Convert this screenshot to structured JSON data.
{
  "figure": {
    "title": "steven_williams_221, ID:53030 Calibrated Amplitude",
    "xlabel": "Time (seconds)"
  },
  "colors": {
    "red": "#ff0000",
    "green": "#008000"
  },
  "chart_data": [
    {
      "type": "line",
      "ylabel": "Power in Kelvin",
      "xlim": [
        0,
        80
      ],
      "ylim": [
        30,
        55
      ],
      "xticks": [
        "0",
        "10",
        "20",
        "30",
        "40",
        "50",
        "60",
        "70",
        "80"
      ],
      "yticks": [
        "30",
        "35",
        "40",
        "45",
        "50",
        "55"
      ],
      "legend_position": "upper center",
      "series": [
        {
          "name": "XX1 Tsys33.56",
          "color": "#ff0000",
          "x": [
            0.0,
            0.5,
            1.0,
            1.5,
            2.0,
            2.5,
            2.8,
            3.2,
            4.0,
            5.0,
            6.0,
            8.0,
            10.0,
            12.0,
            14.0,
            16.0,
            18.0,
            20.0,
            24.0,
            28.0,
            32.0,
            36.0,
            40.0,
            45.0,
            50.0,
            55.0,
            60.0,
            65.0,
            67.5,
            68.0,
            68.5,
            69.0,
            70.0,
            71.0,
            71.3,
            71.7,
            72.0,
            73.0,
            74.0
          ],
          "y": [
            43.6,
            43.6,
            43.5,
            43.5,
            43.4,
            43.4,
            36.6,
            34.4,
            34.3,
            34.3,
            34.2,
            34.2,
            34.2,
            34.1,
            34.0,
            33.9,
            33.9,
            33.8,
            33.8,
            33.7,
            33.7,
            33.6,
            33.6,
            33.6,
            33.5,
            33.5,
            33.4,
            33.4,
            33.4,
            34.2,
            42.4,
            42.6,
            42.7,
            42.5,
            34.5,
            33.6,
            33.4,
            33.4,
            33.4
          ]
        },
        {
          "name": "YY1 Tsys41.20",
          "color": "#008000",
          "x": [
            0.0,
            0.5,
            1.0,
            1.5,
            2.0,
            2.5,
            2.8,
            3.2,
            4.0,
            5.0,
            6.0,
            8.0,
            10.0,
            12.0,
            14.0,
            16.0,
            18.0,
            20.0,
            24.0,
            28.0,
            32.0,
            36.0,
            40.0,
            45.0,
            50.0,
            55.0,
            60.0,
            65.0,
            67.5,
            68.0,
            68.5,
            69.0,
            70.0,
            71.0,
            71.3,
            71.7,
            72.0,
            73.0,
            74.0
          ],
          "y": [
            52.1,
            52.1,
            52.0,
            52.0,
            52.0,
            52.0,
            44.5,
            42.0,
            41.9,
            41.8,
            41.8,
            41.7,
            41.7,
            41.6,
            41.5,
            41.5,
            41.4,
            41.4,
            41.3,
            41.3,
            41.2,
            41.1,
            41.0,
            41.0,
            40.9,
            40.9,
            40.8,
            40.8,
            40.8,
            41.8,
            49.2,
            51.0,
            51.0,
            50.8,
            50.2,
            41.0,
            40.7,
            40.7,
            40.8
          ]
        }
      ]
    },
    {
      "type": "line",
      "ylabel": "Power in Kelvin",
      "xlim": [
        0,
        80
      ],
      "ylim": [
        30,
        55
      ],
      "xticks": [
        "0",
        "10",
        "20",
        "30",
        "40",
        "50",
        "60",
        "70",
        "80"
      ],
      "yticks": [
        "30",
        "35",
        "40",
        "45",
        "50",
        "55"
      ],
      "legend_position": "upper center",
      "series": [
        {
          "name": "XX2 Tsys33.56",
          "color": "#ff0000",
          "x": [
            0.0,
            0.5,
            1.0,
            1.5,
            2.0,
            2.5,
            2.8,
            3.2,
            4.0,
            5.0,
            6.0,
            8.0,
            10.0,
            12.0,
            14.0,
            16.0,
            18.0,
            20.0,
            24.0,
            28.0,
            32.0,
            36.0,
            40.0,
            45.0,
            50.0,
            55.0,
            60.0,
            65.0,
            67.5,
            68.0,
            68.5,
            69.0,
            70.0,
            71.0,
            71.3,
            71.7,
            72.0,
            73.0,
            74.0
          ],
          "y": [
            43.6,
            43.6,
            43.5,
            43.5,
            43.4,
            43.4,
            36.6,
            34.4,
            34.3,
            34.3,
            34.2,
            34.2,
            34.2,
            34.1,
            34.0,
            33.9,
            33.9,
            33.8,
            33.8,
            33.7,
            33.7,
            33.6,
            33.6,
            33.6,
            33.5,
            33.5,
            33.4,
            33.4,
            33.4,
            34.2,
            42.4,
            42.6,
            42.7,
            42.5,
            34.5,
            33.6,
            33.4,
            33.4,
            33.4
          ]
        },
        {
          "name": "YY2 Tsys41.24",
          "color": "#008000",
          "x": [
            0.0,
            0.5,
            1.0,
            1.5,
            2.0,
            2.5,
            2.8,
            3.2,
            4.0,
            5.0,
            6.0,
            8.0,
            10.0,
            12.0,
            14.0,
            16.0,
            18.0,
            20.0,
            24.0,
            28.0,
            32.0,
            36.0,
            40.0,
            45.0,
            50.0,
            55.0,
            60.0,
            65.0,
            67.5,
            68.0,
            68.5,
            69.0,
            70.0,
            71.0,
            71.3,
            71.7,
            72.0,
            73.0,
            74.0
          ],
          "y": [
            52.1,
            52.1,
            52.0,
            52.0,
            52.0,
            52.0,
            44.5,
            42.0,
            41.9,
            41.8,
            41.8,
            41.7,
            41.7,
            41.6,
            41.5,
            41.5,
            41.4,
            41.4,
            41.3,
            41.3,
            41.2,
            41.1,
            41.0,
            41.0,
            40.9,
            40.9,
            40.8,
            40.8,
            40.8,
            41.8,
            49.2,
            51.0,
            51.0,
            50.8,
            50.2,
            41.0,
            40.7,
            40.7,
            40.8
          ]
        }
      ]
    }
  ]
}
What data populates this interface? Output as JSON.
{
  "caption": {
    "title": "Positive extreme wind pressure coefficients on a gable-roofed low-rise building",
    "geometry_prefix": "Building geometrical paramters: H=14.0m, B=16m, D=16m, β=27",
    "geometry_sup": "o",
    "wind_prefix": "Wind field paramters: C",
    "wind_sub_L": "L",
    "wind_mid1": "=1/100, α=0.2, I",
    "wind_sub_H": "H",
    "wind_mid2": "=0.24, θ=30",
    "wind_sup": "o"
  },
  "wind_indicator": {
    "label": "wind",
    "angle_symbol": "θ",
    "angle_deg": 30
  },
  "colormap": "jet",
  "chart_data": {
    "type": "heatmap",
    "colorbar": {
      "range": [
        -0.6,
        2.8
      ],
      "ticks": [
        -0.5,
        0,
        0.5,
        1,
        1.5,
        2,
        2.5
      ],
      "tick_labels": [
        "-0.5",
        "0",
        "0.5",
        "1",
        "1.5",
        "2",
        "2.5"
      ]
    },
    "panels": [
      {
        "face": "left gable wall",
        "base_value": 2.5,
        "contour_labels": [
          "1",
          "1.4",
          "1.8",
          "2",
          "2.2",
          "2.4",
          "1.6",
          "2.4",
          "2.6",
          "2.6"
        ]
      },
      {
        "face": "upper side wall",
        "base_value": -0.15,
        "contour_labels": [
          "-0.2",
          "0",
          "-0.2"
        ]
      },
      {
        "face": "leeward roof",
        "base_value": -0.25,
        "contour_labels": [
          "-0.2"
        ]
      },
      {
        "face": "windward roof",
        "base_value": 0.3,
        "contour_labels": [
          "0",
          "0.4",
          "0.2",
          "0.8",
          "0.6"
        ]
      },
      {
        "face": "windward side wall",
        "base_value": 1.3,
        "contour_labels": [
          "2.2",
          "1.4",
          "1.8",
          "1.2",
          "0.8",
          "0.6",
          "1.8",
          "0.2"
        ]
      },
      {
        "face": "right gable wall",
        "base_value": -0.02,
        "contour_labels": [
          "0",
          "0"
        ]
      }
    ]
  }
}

--------------------------------

# What you are asked to do:
Locate each line with the word "side" and copy it.

# Completed exercise:
        "face": "upper side wall",
        "face": "windward side wall",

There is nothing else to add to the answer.